### EXERCISE AIM
Set the listing down unchanged, minus every embedded image.

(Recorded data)
####

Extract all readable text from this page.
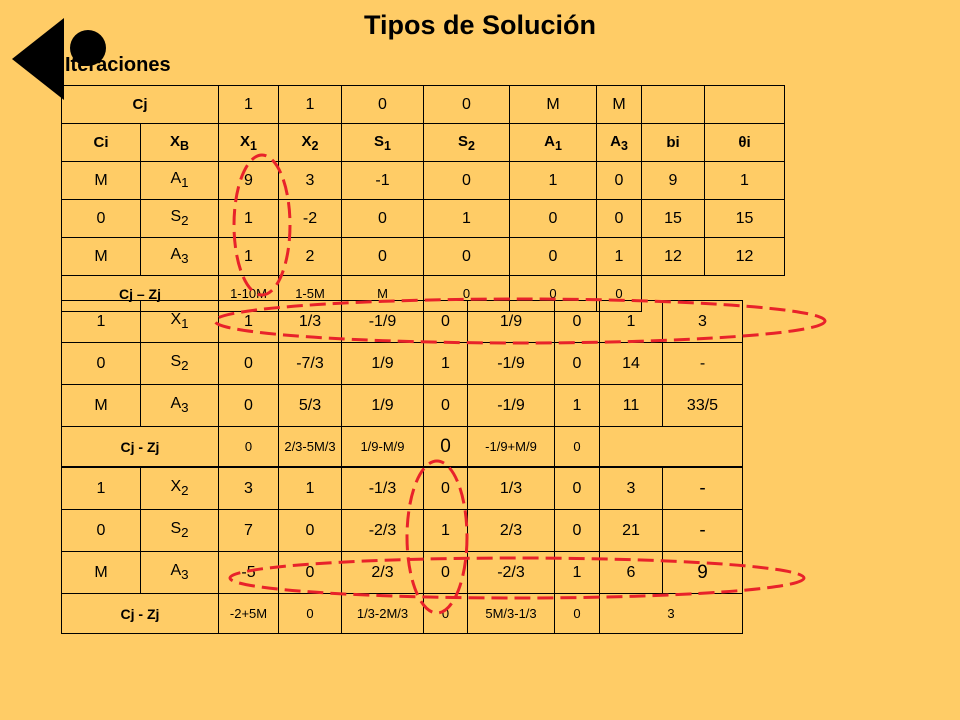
Tipos de Solución
Iteraciones
Cj		1	1	0	0	M	M		
Ci	$X_B$	$X_1$	$X_2$	$S_1$	$S_2$	$A_1$	$A_3$	bi	θi
M	$A_1$	9	3	-1	0	1	0	9	1
0	$S_2$	1	-2	0	1	0	0	15	15
M	$A_3$	1	2	0	0	0	1	12	12
Cj – Zj		1-10M	1-5M	M	0	0	0		
1	$X_1$	1	1/3	-1/9	0	1/9	0	1	3
0	$S_2$	0	-7/3	1/9	1	-1/9	0	14	-
M	$A_3$	0	5/3	1/9	0	-1/9	1	11	33/5
Cj - Zj		0	2/3-5M/3	1/9-M/9	0	-1/9+M/9	0		
1	$X_2$	3	1	-1/3	0	1/3	0	3	-
0	$S_2$	7	0	-2/3	1	2/3	0	21	-
M	$A_3$	-5	0	2/3	0	-2/3	1	6	9
Cj - Zj		-2+5M	0	1/3-2M/3	0	5M/3-1/3	0	3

####

### ANSWER TO THIS PROBLEM
Extract all readable text from this page.
Tipos de Solución
Iteraciones
Cj		1	1	0	0	M	M		
Ci	$X_B$	$X_1$	$X_2$	$S_1$	$S_2$	$A_1$	$A_3$	bi	θi
M	$A_1$	9	3	-1	0	1	0	9	1
0	$S_2$	1	-2	0	1	0	0	15	15
M	$A_3$	1	2	0	0	0	1	12	12
Cj – Zj		1-10M	1-5M	M	0	0	0		
1	$X_1$	1	1/3	-1/9	0	1/9	0	1	3
0	$S_2$	0	-7/3	1/9	1	-1/9	0	14	-
M	$A_3$	0	5/3	1/9	0	-1/9	1	11	33/5
Cj - Zj		0	2/3-5M/3	1/9-M/9	0	-1/9+M/9	0		
1	$X_2$	3	1	-1/3	0	1/3	0	3	-
0	$S_2$	7	0	-2/3	1	2/3	0	21	-
M	$A_3$	-5	0	2/3	0	-2/3	1	6	9
Cj - Zj		-2+5M	0	1/3-2M/3	0	5M/3-1/3	0	3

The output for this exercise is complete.